Figure dataset records:

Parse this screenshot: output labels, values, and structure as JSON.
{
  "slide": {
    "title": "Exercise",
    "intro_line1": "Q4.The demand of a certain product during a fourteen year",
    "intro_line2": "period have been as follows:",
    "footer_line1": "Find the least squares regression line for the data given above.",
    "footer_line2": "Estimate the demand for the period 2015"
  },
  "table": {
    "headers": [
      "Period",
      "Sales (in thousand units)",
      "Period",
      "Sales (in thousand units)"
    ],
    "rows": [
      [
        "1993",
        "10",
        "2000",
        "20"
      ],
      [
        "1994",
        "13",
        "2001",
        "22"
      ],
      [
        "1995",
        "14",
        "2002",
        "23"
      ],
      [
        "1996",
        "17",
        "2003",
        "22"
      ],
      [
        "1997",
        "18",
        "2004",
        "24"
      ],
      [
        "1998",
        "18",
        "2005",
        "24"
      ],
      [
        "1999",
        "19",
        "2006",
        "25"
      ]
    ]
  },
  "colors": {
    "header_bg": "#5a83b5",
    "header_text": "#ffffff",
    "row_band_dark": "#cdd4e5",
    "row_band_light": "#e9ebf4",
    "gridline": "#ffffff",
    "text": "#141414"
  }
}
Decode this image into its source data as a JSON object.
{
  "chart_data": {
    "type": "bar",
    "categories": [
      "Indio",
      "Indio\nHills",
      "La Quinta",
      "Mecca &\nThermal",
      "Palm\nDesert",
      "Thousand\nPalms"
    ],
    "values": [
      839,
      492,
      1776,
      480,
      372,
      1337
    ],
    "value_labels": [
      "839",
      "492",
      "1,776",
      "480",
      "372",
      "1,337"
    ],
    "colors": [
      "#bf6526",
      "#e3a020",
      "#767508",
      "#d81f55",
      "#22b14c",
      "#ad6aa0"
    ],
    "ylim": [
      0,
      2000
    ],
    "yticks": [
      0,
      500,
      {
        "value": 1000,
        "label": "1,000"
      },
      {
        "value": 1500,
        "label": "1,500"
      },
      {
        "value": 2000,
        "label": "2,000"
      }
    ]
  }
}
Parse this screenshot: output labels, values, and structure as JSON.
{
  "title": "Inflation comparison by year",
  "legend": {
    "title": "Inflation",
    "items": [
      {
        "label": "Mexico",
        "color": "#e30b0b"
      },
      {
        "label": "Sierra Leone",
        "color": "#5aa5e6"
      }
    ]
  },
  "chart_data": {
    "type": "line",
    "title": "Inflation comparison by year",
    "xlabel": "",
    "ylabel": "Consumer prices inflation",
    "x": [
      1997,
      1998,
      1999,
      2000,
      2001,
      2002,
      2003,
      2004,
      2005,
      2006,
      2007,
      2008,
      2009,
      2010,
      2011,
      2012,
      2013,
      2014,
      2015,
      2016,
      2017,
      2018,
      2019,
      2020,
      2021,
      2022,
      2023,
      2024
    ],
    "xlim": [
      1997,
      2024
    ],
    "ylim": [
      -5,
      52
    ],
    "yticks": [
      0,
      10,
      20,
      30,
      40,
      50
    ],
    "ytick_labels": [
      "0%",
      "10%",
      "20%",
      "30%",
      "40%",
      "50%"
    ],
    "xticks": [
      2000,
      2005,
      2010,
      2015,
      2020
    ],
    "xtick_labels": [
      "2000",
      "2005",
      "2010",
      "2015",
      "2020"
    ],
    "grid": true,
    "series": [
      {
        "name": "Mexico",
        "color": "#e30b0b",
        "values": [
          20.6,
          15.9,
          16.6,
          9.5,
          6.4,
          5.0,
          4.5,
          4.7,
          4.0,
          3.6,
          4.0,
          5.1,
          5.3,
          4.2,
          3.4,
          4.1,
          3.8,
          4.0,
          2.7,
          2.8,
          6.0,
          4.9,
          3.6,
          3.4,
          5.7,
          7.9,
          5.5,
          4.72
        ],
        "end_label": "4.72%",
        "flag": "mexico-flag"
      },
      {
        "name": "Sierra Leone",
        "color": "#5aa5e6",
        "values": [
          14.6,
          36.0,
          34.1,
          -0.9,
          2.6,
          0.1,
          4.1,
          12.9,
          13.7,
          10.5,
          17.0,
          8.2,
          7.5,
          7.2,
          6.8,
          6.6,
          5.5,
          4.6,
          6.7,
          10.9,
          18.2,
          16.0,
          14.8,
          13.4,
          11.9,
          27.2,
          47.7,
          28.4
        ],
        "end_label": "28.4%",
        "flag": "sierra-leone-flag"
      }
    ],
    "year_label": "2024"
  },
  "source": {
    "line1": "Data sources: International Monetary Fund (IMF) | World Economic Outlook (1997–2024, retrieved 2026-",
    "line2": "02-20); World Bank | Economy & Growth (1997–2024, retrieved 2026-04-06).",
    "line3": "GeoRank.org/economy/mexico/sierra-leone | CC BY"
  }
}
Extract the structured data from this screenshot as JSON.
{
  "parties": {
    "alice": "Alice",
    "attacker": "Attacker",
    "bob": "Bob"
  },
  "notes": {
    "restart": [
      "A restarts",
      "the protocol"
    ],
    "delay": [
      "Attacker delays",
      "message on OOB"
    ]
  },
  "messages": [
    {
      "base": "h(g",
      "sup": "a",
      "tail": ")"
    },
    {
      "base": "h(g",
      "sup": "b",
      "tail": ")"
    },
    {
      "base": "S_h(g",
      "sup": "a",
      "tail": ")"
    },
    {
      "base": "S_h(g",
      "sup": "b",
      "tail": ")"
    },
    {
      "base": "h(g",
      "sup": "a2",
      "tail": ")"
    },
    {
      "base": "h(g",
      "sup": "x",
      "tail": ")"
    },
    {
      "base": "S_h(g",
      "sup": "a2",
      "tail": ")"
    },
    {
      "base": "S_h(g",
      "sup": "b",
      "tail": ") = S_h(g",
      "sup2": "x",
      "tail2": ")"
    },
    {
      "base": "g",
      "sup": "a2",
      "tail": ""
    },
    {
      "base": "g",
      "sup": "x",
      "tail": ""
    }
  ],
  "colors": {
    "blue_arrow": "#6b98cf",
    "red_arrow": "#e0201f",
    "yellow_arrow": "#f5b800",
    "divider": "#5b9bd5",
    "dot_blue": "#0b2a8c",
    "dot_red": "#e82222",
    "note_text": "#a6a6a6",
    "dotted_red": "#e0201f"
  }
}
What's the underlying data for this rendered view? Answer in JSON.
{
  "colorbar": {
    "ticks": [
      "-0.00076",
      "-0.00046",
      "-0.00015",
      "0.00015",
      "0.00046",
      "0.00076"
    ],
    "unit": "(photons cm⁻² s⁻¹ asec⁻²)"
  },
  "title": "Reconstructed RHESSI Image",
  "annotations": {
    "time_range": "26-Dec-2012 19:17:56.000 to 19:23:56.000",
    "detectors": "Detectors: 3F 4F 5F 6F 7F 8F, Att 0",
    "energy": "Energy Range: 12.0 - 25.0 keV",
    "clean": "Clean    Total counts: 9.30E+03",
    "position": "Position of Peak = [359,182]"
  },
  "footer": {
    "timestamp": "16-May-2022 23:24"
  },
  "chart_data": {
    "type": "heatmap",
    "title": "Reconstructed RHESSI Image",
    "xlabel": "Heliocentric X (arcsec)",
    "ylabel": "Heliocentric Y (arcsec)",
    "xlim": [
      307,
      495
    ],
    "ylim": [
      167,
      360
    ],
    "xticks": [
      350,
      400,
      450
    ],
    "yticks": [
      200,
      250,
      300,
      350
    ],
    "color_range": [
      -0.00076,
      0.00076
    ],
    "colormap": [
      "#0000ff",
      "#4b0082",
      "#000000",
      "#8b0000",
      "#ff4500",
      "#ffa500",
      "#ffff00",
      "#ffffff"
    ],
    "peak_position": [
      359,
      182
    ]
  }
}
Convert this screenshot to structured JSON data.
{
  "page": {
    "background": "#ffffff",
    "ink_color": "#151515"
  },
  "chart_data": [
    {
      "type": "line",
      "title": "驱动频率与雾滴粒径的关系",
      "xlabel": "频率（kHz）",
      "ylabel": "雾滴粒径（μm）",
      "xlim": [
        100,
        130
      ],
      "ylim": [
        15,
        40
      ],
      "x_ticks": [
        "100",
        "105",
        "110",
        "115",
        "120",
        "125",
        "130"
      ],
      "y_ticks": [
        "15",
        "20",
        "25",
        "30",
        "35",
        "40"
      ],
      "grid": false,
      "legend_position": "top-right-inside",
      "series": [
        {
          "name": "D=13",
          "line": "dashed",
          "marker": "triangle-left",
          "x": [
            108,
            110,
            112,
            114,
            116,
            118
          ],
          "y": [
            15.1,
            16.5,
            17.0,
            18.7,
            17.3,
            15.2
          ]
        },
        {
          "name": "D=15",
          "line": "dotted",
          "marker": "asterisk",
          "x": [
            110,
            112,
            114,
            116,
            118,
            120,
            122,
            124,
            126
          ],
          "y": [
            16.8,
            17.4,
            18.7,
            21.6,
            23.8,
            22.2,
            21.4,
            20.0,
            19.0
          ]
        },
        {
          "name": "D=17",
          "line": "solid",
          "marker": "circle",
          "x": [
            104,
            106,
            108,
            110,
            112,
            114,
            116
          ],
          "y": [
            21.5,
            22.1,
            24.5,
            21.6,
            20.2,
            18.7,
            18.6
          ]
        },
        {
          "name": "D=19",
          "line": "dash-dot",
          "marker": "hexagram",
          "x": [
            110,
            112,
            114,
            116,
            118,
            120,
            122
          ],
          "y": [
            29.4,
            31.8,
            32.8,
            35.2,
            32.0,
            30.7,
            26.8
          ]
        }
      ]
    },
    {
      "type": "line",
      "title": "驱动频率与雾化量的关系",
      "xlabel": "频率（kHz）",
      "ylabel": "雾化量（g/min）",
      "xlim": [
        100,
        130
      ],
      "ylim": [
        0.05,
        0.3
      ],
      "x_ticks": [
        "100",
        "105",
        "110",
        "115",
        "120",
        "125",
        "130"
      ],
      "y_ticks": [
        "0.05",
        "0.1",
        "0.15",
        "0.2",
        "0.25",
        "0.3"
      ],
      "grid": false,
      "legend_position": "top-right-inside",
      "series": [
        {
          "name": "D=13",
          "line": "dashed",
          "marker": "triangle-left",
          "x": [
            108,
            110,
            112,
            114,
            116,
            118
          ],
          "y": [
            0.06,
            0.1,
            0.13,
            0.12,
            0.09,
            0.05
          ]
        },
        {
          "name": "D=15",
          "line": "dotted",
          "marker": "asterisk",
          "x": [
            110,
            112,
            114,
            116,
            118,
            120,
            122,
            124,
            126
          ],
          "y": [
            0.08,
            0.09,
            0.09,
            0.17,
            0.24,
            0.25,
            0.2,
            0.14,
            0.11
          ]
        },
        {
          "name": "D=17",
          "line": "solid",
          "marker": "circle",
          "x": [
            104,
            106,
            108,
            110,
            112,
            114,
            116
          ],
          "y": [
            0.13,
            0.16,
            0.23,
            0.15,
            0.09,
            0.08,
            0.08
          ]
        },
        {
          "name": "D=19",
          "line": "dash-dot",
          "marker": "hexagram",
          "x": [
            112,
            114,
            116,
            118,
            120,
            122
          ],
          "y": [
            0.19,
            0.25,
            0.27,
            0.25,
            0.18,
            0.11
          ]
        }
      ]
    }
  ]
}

> **WHAT THIS TASK INVOLVES**:
Search the data for the string "Heliocentric" and copy each line where it appears.

> **TASK RESULT**:
    "xlabel": "Heliocentric X (arcsec)",
    "ylabel": "Heliocentric Y (arcsec)",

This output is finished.